Exercise requirements
1. In the forum post about handling things you cannot change, what kind of project does the poster say caused the unfair outcome?
2. Continue the forum post about handling things you cannot change, picking up after its last sentence.

Text to read
How to handle things you cannot change

Discussion in 'Off Topic [BG]' started by powderfinger, Mar 11, 2014.

  1. powderfinger


    Feb 24, 2009
    So something has happened in my life as of late. I guess the specifics aren't necessary (it has to do with a work project I've been working on with peers). Long-story short I don't feel like the outcome is "fair". There is literally nothing I can do at this point but move forward and keep working. But I feel as though my hard work in this project was marginalaized, and the work of others given more praise and reward than my own. I don't want to abadon this project, and I will say my peers did not do anything under-handed or malicious. Just turns out the powers that be appreciated their work a lot more than my own.

    That said. I have the chance to keep on working forward with these guys.gals, and I want to... however, I want to move forward without resentment, jealousy, envy of their praise and reward, or anger at my lack of reward. I want to show grace and self-control here, and be positive. But it's so hard. Its an internal battle at this point. Any ideas on what I can do to have grace and poise with this?

    The talking and crying is done. I have to go forward. But its gonna be hard.

Data listing
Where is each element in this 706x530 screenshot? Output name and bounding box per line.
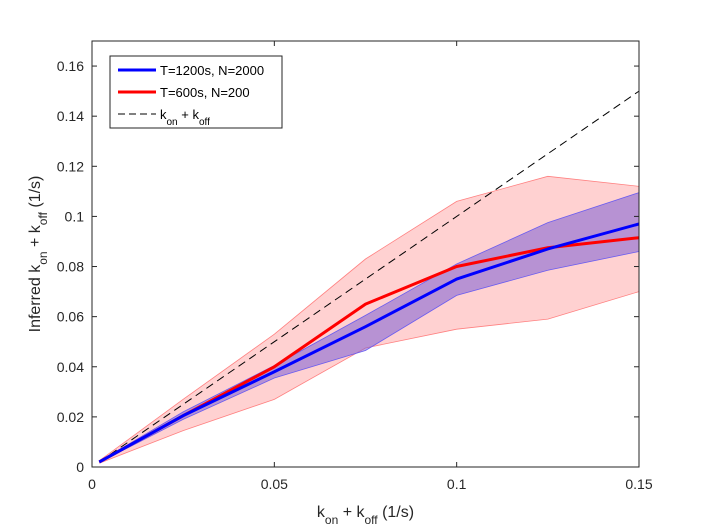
- legend: T=1200s, N=2000 T=600s, N=200 kon + koff: [109, 55, 283, 129]
- label-text-part: T=1200s, N=2000: [160, 63, 264, 78]
- label-text-part: + k: [178, 107, 200, 122]
- x-tick-label: 0: [88, 476, 96, 492]
- label-subscript: off: [199, 117, 210, 128]
- y-axis-ticks: 0 0.02 0.04 0.06 0.08 0.1 0.12 0.14 0.16: [57, 58, 639, 475]
- label-subscript: on: [167, 117, 178, 128]
- label-text-part: (1/s): [378, 504, 414, 521]
- label-text-part: + k: [338, 504, 365, 521]
- label-text-part: k: [317, 504, 326, 521]
- x-axis-label: kon + koff (1/s): [317, 504, 414, 527]
- label-text-part: T=600s, N=200: [160, 85, 250, 100]
- legend-label: T=1200s, N=2000: [160, 63, 264, 78]
- series-line-identity: [99, 90, 640, 463]
- y-tick-label: 0.14: [57, 108, 84, 124]
- label-subscript: on: [36, 251, 50, 264]
- label-text-part: + k: [27, 224, 44, 251]
- y-tick-label: 0.08: [57, 259, 84, 275]
- label-subscript: off: [365, 513, 379, 527]
- series-line-blue: [98, 222, 640, 464]
- y-axis-label: Inferred kon + koff (1/s): [27, 176, 50, 333]
- y-tick-label: 0.1: [65, 208, 85, 224]
- legend-label: T=600s, N=200: [160, 85, 250, 100]
- x-tick-label: 0.05: [261, 476, 288, 492]
- label-text-part: Inferred k: [27, 264, 44, 333]
- y-tick-label: 0.16: [57, 58, 84, 74]
- x-axis-ticks: 0 0.05 0.1 0.15: [88, 41, 653, 492]
- legend-label: kon + koff: [160, 107, 210, 128]
- label-text-part: k: [160, 107, 167, 122]
- label-subscript: off: [36, 211, 50, 225]
- y-tick-label: 0.12: [57, 158, 84, 174]
- x-tick-label: 0.15: [625, 476, 652, 492]
- y-tick-label: 0.06: [57, 309, 84, 325]
- plot-area-box: [91, 40, 640, 468]
- label-text-part: (1/s): [27, 176, 44, 212]
- band-upper-edge: [99, 175, 640, 462]
- y-tick-label: 0: [76, 459, 84, 475]
- band-upper-edge: [99, 192, 640, 462]
- y-tick-label: 0.04: [57, 359, 84, 375]
- band-lower-edge: [99, 251, 640, 463]
- y-tick-label: 0.02: [57, 409, 84, 425]
- x-tick-label: 0.1: [447, 476, 467, 492]
- label-subscript: on: [325, 513, 338, 527]
- series-lines: [98, 90, 640, 464]
- band-blue: [99, 192, 639, 463]
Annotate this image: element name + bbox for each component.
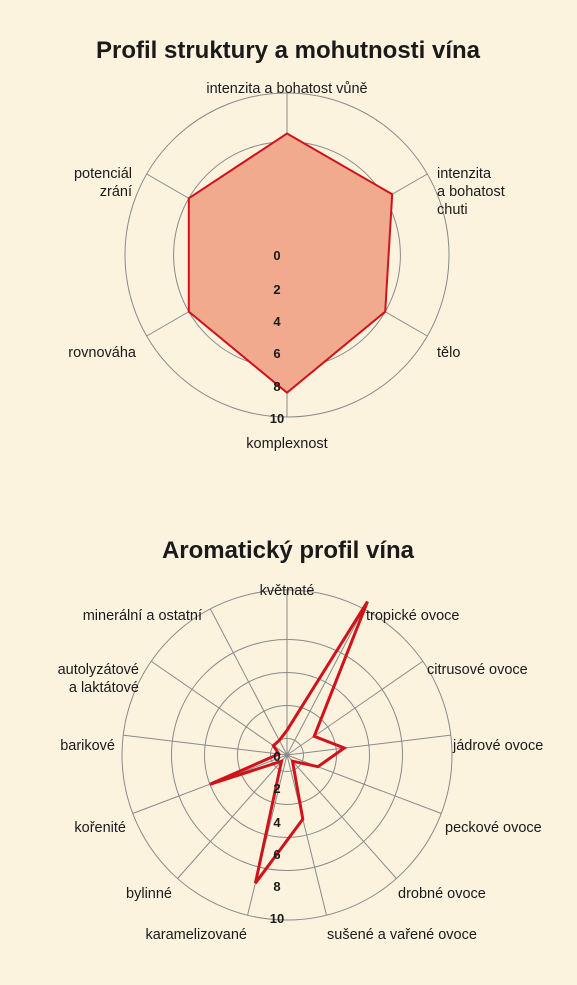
axis-spoke — [123, 734, 288, 756]
axis-spoke — [286, 608, 365, 756]
axis-label: minerální a ostatní — [83, 608, 202, 624]
axis-spoke — [286, 754, 397, 879]
aroma-radar-chart: Aromatický profil vína 0 2 4 6 8 10 květnaté tr… — [58, 537, 544, 943]
axis-spoke — [247, 754, 288, 916]
radar-grid — [121, 589, 453, 921]
axis-spoke — [286, 754, 327, 916]
tick-label: 0 — [273, 749, 280, 764]
axis-label: drobné ovoce — [398, 886, 486, 902]
axis-spoke — [286, 734, 451, 756]
axis-label: citrusové ovoce — [427, 662, 528, 678]
tick-label: 4 — [273, 314, 281, 329]
axis-label: bylinné — [126, 886, 172, 902]
axis-label: kořenité — [74, 820, 126, 836]
tick-label: 6 — [273, 847, 280, 862]
tick-label: 2 — [273, 781, 280, 796]
axis-spoke — [286, 660, 424, 756]
axis-label: autolyzátové a laktátové — [58, 662, 139, 696]
axis-label: jádrové ovoce — [452, 738, 543, 754]
tick-label: 0 — [273, 248, 280, 263]
axis-label: komplexnost — [246, 436, 327, 452]
axis-label: potenciál zrání — [74, 166, 132, 200]
axis-spoke — [209, 608, 288, 756]
axis-spoke — [177, 754, 288, 879]
axis-label: tropické ovoce — [366, 608, 460, 624]
axis-label: intenzita a bohatost vůně — [206, 81, 367, 97]
tick-label: 4 — [273, 815, 281, 830]
axis-label: karamelizované — [145, 927, 247, 943]
chart-title: Aromatický profil vína — [162, 537, 415, 564]
tick-label: 10 — [270, 911, 284, 926]
axis-label: peckové ovoce — [445, 820, 542, 836]
axis-spoke — [150, 660, 288, 756]
axis-label: rovnováha — [68, 345, 137, 361]
axis-label: tělo — [437, 345, 460, 361]
axis-label: barikové — [60, 738, 115, 754]
tick-label: 6 — [273, 346, 280, 361]
axis-label: květnaté — [260, 583, 315, 599]
series-polygon — [187, 132, 394, 394]
series-polygon — [209, 600, 369, 885]
structure-radar-chart: Profil struktury a mohutnosti vína 0 2 4 6 8… — [68, 37, 505, 452]
tick-label: 8 — [273, 379, 280, 394]
axis-label: intenzita a bohatost chuti — [437, 166, 505, 218]
axis-label: sušené a vařené ovoce — [327, 927, 477, 943]
chart-title: Profil struktury a mohutnosti vína — [96, 37, 481, 64]
tick-label: 2 — [273, 282, 280, 297]
tick-label: 10 — [270, 411, 284, 426]
tick-label: 8 — [273, 879, 280, 894]
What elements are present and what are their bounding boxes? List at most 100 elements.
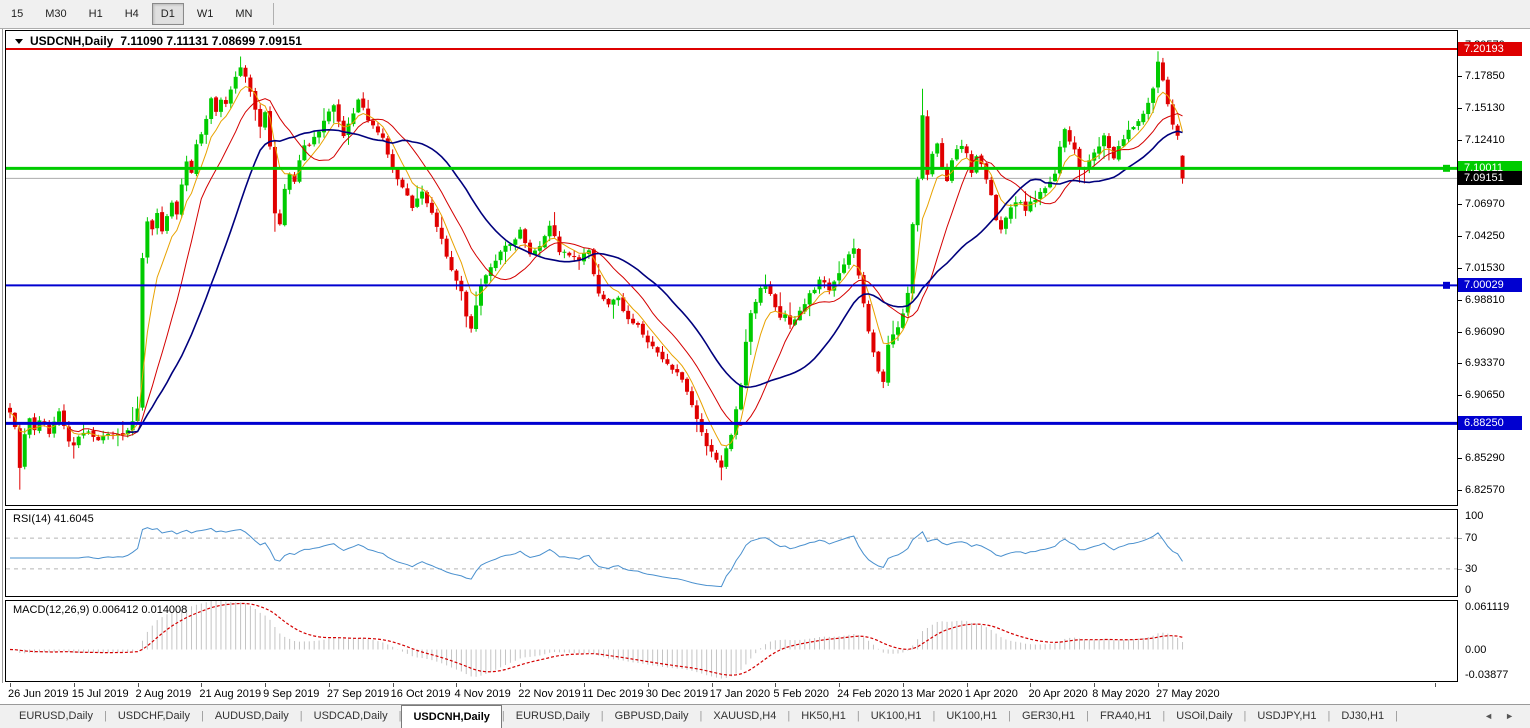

Outputs in order
1. A work project the poster had been doing with peers.

2.
  2. Gorn


    Dec 15, 2011
    Queens, NY
    I earn half the pay of a few employees that are friends of the boss. I do twice as much work for half the salary. It pisses me off, but that doesn't help the situation. Nothing you can do.
  3. powderfinger


    Feb 24, 2009
    Yeah, I've come to that conclusion as well at this point. I wish their was like a mental Jedi exercise I could do to induce grace and calm. You know, bc resentment and anger leads to the Darkside and all that hoop-la
  4. nukes_da_bass

    nukes_da_bass Banned

    Feb 19, 2006
    west suburban boston
    I own the company. It's small. Only input I ever hear regarding my sweat equity is bitching and moaning from my contractors and customers.
    Even worse are the online reviews- Da Interwebs are filled with poison and vitriol.
    Sometimes I wish I could go back to being a drone.
  5. Darth Handsome

    Darth Handsome Banned

    Oct 1, 2010
    Any work problem can be solved by spinning some Black Sabbath.
  6. machine gewehr

    machine gewehr

    Sep 17, 2005
    Meet my best friend after 30 years of wrong choices and things I can not change.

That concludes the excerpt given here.